━━ 所给文本

前面讲过如果是N类情况,Y使用独热向量存储

将数据集分块

[N,M] = size(xapp);
p = randperm(M); %Shuffle the network
ratioTraining = 0.15; 
ratioValidation = 0.05;
ratioTesting = 0.8;
xTraining = [];
yTraining = [];
for i=1:floor(ratioTraining*M)
    xTraining  = [xTraining,xapp(:,p(i))];
    yTraining = [yTraining,yapp(:,p(i))];
end;
xTraining = xTraining';
yTraining = yTraining';
ratioTraining = 0.15; 
ratioValidation = 0.05;
ratioTesting = 0.8;

我们把整个数据集分为训练数据集,验证数据集,测试数据集

每一轮调整过后,我们用验证数据集来验证这个调整是好是坏,决定是否退出。

对训练验证测试数据进行归一化处理

[U,V] = size(xTraining);
avgX = mean(xTraining);
sigma = std(xTraining);
xTraining = (xTraining - repmat(avgX,U,1))./repmat(sigma,U,1);

xValidation = [];
yValidation = [];
for i=floor(ratioTraining*M)+1:floor((ratioTraining+ratioValidation)*M)

━━━━

### 你的任务
1 – 请逐字抄写上面这段数据集划分文本中以含有“前面讲过如果是N类情况,Y使用独热向量存储”的文字开头、以“for i=1:floor(ratioTraining*M)”结尾的部分。
2 – 根据上面这段数据集划分文本回答：
(a) 在N类情况下，Y用什么来存储？
(b) 代码中训练数据集的比例 ratioTraining 被设为多少？
(c) 每一轮调整过后，用哪个数据集来验证调整是好是坏？

━━ 所给清单

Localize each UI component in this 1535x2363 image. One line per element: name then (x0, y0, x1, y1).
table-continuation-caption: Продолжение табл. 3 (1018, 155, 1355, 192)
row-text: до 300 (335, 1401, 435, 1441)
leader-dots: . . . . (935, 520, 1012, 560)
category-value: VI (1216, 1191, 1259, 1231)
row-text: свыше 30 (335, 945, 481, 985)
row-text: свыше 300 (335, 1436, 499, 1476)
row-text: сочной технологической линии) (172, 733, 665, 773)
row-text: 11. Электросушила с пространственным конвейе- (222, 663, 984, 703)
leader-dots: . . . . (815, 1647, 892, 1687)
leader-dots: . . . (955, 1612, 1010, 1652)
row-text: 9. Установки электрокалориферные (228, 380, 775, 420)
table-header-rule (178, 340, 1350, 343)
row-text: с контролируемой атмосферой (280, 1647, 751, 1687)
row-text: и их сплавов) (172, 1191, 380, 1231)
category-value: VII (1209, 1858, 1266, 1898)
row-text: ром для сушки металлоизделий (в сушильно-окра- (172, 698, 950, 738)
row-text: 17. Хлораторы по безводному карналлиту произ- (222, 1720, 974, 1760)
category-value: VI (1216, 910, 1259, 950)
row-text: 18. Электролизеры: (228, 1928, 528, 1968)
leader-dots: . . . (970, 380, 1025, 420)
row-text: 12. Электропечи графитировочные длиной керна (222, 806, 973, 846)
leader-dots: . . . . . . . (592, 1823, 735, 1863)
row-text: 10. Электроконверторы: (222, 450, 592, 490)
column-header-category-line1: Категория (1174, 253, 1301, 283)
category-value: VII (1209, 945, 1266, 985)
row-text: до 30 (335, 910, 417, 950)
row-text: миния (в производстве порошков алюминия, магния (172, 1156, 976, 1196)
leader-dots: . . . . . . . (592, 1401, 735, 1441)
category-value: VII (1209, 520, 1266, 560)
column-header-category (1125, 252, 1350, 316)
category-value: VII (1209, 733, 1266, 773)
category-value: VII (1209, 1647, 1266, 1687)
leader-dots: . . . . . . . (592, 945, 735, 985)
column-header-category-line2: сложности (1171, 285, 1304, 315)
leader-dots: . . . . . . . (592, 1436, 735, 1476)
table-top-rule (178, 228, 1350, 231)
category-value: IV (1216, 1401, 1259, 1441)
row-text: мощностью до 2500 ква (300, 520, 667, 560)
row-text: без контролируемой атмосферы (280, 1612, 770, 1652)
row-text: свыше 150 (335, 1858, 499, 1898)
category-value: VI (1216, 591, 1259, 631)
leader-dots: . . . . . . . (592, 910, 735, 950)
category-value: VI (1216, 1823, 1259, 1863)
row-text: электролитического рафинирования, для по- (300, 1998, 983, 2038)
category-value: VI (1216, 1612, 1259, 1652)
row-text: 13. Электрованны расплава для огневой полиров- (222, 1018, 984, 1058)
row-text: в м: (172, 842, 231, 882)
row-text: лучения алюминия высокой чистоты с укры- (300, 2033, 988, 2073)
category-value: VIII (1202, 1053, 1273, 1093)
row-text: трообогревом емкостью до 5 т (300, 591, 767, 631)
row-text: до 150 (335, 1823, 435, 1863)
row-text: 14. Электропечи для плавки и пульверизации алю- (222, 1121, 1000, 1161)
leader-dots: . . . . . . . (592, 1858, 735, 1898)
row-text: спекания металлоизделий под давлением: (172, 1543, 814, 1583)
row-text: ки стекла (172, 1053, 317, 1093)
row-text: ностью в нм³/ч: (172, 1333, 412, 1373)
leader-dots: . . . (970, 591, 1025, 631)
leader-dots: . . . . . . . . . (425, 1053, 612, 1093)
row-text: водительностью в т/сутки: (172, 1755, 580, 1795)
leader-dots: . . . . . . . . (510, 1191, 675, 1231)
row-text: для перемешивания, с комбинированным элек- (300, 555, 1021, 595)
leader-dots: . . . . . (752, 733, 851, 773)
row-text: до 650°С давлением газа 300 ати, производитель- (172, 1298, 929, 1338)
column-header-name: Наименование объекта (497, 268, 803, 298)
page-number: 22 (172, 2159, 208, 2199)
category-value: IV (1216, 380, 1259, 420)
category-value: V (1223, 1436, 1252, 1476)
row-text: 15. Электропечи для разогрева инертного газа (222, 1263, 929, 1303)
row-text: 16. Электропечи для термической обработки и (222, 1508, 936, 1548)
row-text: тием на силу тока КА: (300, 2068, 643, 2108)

━━━━

### 各题答案
1 –
前面讲过如果是N类情况,Y使用独热向量存储

将数据集分块

[N,M] = size(xapp);
p = randperm(M); %Shuffle the network
ratioTraining = 0.15; 
ratioValidation = 0.05;
ratioTesting = 0.8;
xTraining = [];
yTraining = [];
for i=1:floor(ratioTraining*M)

2 –
(a) 用独热向量存储。
(b) 0.15。
(c) 验证数据集。